═══ Records provided
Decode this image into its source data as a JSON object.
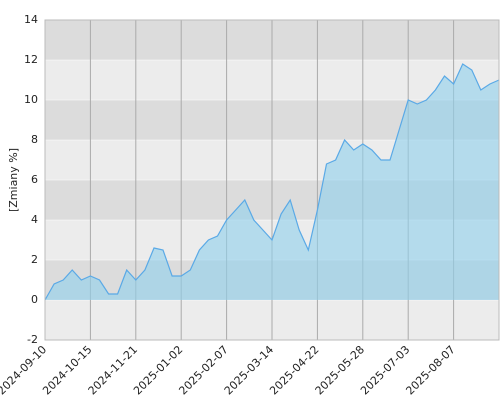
{
  "chart_data": {
    "type": "area",
    "y_label": "[Zmiany %]",
    "categories": [
      "2024-09-10",
      null,
      null,
      null,
      null,
      "2024-10-15",
      null,
      null,
      null,
      null,
      "2024-11-21",
      null,
      null,
      null,
      null,
      "2025-01-02",
      null,
      null,
      null,
      null,
      "2025-02-07",
      null,
      null,
      null,
      null,
      "2025-03-14",
      null,
      null,
      null,
      null,
      "2025-04-22",
      null,
      null,
      null,
      null,
      "2025-05-28",
      null,
      null,
      null,
      null,
      "2025-07-03",
      null,
      null,
      null,
      null,
      "2025-08-07",
      null,
      null,
      null,
      null,
      null
    ],
    "values": [
      0,
      0.8,
      1.0,
      1.5,
      1.0,
      1.2,
      1.0,
      0.3,
      0.3,
      1.5,
      1.0,
      1.5,
      2.6,
      2.5,
      1.2,
      1.2,
      1.5,
      2.5,
      3.0,
      3.2,
      4.0,
      4.5,
      5.0,
      4.0,
      3.5,
      3.0,
      4.3,
      5.0,
      3.5,
      2.5,
      4.5,
      6.8,
      7.0,
      8.0,
      7.5,
      7.8,
      7.5,
      7.0,
      7.0,
      8.5,
      10.0,
      9.8,
      10.0,
      10.5,
      11.2,
      10.8,
      11.8,
      11.5,
      10.5,
      10.8,
      11.0
    ],
    "color": "#5aa9e6",
    "ylim": [
      -2,
      14
    ],
    "yticks": [
      -2,
      0,
      2,
      4,
      6,
      8,
      10,
      12,
      14
    ],
    "grid": true
  }
}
══════
(The request): Without the pictures, transcribe the listing above exactly.

(Exercise answer):
Decode this image into its source data as a JSON object.
{
  "chart_data": {
    "type": "area",
    "y_label": "[Zmiany %]",
    "categories": [
      "2024-09-10",
      null,
      null,
      null,
      null,
      "2024-10-15",
      null,
      null,
      null,
      null,
      "2024-11-21",
      null,
      null,
      null,
      null,
      "2025-01-02",
      null,
      null,
      null,
      null,
      "2025-02-07",
      null,
      null,
      null,
      null,
      "2025-03-14",
      null,
      null,
      null,
      null,
      "2025-04-22",
      null,
      null,
      null,
      null,
      "2025-05-28",
      null,
      null,
      null,
      null,
      "2025-07-03",
      null,
      null,
      null,
      null,
      "2025-08-07",
      null,
      null,
      null,
      null,
      null
    ],
    "values": [
      0,
      0.8,
      1.0,
      1.5,
      1.0,
      1.2,
      1.0,
      0.3,
      0.3,
      1.5,
      1.0,
      1.5,
      2.6,
      2.5,
      1.2,
      1.2,
      1.5,
      2.5,
      3.0,
      3.2,
      4.0,
      4.5,
      5.0,
      4.0,
      3.5,
      3.0,
      4.3,
      5.0,
      3.5,
      2.5,
      4.5,
      6.8,
      7.0,
      8.0,
      7.5,
      7.8,
      7.5,
      7.0,
      7.0,
      8.5,
      10.0,
      9.8,
      10.0,
      10.5,
      11.2,
      10.8,
      11.8,
      11.5,
      10.5,
      10.8,
      11.0
    ],
    "color": "#5aa9e6",
    "ylim": [
      -2,
      14
    ],
    "yticks": [
      -2,
      0,
      2,
      4,
      6,
      8,
      10,
      12,
      14
    ],
    "grid": true
  }
}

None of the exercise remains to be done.